'''

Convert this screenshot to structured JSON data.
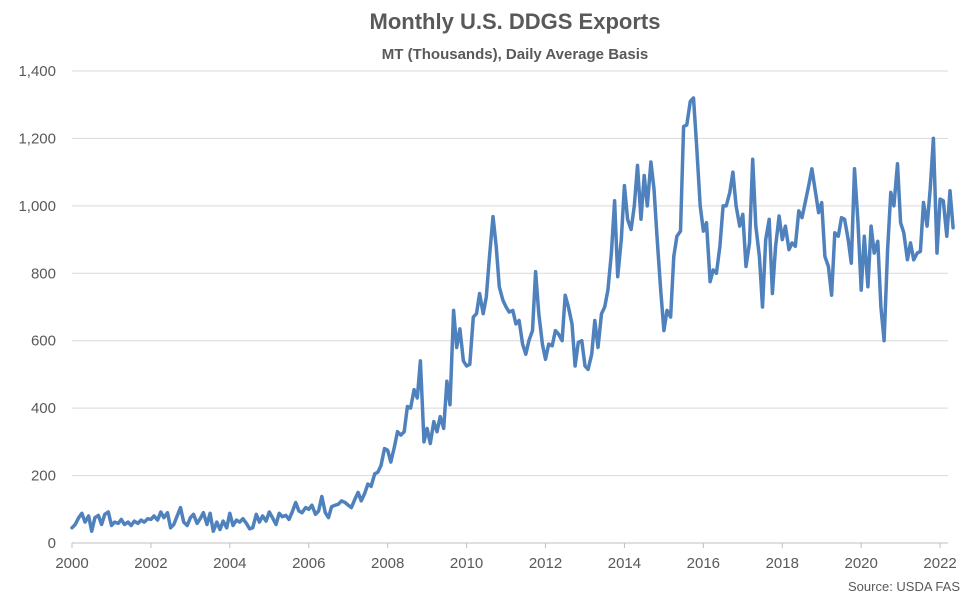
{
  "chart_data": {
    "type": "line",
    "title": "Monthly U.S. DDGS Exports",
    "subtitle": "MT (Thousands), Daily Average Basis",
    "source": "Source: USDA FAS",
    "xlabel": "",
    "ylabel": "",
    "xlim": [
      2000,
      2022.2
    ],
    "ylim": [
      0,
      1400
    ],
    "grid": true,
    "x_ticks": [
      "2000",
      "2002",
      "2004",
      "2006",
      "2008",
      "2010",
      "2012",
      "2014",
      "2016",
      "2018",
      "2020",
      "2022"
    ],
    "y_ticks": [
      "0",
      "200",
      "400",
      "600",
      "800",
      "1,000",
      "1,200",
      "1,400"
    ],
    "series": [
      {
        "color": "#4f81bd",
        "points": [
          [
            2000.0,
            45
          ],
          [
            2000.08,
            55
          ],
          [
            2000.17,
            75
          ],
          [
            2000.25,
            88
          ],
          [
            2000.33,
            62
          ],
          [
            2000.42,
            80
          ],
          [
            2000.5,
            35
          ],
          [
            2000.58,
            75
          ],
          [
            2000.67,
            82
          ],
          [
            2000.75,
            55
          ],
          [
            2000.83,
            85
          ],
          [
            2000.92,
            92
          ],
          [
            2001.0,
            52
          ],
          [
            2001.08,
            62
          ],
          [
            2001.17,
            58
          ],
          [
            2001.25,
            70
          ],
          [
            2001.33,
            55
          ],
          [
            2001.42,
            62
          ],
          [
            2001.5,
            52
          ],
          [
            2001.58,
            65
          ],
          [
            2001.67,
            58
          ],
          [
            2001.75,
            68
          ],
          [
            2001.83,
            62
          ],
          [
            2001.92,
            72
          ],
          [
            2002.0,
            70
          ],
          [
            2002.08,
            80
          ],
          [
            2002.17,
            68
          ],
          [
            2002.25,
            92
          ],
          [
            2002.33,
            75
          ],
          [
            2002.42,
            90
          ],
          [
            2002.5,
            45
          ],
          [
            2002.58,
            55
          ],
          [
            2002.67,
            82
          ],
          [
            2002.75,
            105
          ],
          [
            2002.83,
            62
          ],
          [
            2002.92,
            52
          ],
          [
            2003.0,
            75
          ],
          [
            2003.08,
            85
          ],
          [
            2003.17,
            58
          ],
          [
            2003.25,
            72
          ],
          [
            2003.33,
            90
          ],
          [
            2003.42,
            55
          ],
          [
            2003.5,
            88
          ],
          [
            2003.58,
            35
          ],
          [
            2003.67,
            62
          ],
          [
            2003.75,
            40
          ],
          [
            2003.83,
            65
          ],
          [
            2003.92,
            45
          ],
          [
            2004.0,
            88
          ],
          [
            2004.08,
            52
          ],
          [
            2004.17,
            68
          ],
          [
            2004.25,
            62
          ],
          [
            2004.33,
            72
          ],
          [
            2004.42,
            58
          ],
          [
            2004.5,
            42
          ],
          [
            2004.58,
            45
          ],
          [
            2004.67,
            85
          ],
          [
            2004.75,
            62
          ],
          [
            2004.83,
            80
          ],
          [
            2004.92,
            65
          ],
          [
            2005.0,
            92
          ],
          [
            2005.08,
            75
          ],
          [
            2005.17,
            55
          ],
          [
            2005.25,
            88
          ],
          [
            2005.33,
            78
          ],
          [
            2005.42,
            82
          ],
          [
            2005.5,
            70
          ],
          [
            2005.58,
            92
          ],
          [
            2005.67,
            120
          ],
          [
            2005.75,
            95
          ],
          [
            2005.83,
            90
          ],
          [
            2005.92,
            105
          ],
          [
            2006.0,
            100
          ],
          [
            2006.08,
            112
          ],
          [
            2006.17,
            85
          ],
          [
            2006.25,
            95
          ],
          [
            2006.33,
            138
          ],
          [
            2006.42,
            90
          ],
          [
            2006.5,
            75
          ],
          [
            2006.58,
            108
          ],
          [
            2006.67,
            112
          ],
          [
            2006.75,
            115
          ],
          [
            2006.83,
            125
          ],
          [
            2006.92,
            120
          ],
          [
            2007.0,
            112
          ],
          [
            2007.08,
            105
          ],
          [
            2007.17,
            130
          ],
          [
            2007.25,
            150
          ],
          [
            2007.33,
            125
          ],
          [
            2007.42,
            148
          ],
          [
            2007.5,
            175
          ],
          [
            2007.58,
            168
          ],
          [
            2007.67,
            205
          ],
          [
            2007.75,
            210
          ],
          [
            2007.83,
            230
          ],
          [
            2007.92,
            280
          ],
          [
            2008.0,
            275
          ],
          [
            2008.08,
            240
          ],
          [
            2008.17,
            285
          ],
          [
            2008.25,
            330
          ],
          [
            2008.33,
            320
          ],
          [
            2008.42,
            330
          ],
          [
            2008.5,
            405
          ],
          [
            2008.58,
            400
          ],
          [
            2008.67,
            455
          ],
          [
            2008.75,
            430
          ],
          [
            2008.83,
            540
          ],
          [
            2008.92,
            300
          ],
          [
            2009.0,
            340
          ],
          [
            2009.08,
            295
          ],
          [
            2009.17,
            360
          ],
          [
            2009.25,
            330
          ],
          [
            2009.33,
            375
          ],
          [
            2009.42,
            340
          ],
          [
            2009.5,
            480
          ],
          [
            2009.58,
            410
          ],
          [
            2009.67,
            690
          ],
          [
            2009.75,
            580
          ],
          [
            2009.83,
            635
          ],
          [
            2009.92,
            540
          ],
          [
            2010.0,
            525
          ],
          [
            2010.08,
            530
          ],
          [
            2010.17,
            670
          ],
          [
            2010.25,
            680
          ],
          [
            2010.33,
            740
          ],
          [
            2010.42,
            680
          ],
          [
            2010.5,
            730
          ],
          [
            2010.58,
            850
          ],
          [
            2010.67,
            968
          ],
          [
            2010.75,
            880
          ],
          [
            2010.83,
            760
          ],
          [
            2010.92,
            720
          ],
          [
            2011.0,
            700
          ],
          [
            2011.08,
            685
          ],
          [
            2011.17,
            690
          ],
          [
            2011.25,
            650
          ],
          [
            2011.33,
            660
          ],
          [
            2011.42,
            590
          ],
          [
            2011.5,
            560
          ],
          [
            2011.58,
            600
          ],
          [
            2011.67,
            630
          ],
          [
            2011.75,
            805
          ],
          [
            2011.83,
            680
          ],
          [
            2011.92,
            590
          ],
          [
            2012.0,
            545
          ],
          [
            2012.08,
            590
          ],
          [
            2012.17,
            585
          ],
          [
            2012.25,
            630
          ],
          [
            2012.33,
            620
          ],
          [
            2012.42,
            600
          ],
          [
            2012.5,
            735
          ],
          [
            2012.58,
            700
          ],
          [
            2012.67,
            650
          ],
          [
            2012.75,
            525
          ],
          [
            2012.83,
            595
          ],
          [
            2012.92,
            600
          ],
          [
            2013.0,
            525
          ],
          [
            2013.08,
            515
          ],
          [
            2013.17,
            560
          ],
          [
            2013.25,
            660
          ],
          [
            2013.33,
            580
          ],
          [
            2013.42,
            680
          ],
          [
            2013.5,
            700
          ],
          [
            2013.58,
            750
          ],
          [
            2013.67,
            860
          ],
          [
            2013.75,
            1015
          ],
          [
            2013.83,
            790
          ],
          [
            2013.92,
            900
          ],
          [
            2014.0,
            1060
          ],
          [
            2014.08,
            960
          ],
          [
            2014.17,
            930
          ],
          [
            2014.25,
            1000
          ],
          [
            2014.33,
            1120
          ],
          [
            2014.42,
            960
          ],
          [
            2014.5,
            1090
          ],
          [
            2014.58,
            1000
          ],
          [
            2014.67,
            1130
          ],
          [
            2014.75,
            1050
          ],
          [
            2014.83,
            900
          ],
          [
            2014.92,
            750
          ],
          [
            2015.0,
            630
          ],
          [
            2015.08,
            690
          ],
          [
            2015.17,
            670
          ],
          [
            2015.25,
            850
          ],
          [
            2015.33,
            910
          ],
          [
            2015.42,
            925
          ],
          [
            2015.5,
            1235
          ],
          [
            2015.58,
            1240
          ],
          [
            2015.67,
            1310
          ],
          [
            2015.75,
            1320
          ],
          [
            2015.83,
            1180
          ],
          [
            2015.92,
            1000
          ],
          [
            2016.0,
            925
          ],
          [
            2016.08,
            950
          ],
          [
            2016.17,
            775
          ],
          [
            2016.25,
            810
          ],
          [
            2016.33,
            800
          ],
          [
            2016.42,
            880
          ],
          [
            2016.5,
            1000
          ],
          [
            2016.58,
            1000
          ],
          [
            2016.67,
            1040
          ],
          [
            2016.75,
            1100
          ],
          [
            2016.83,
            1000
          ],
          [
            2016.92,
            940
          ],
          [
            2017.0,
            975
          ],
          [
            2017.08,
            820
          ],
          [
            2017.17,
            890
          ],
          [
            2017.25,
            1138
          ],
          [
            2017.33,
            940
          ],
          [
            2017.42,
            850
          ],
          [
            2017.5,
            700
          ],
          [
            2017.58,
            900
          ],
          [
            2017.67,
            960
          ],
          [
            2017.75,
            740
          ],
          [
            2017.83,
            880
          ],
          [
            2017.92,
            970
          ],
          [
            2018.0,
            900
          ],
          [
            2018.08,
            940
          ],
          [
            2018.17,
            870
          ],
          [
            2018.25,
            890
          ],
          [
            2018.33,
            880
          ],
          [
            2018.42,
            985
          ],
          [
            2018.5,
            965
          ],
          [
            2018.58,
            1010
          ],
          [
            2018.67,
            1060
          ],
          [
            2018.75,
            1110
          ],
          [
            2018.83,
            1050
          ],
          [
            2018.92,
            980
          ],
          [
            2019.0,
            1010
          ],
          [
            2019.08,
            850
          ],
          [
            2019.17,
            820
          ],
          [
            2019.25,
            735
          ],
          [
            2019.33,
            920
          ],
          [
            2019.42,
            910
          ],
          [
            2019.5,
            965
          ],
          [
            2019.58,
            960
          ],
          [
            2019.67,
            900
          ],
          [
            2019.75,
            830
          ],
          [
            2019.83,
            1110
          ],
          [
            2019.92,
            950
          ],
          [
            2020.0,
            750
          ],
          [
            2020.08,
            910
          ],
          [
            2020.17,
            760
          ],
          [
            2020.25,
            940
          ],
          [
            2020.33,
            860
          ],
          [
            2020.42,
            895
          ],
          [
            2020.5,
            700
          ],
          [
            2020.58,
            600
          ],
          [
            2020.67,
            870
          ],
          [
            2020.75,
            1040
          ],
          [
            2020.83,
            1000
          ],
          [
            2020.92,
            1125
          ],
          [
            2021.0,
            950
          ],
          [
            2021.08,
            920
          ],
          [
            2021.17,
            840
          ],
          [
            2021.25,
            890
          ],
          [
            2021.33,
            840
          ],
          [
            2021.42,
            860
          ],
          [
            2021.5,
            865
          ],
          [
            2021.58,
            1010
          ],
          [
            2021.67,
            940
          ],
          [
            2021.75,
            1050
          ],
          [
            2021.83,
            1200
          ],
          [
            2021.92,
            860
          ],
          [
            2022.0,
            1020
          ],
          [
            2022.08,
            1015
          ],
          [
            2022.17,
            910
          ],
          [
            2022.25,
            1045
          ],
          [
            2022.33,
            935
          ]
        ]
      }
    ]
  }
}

'''
'''

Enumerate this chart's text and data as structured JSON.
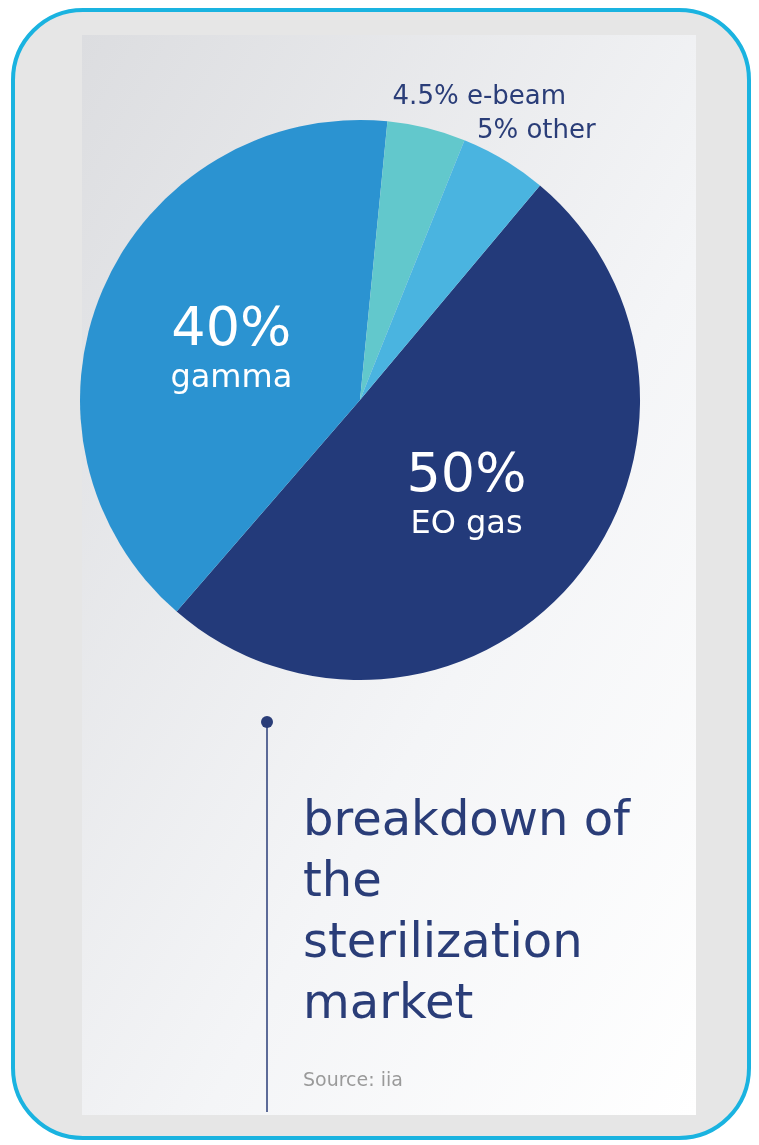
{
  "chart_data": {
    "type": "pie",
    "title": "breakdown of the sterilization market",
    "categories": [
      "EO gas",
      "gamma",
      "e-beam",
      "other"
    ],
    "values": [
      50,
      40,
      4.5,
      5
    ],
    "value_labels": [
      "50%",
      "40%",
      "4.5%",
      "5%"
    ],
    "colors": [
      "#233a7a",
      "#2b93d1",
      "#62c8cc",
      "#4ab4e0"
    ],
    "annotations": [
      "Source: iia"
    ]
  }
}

'''
'''

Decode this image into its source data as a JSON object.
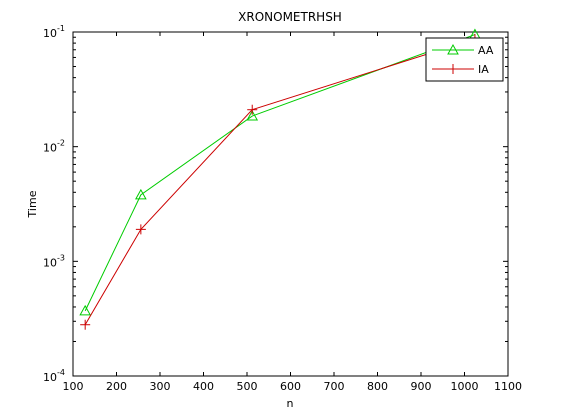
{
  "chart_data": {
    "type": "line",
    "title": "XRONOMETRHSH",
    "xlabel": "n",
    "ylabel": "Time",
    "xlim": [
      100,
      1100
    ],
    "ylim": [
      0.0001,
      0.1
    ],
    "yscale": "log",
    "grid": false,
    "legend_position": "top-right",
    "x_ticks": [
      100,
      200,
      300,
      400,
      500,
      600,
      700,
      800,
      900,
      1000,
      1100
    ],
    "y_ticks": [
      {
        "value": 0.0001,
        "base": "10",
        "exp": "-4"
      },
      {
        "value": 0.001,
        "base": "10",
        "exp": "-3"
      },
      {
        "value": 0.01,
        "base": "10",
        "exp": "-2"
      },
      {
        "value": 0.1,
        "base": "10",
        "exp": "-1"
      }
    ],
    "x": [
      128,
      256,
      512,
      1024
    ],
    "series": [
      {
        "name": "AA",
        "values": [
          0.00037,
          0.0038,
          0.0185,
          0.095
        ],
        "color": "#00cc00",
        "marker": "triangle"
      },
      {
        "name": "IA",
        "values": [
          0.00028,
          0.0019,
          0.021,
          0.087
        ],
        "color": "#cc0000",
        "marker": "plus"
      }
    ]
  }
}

'''

Show all lines in the entries above where the word "JSON" appears.

> **Task solution**:
Convert this screenshot to structured JSON data.
Enumerate this chart's text and data as structured JSON.
Decode this image into its source data as a JSON object.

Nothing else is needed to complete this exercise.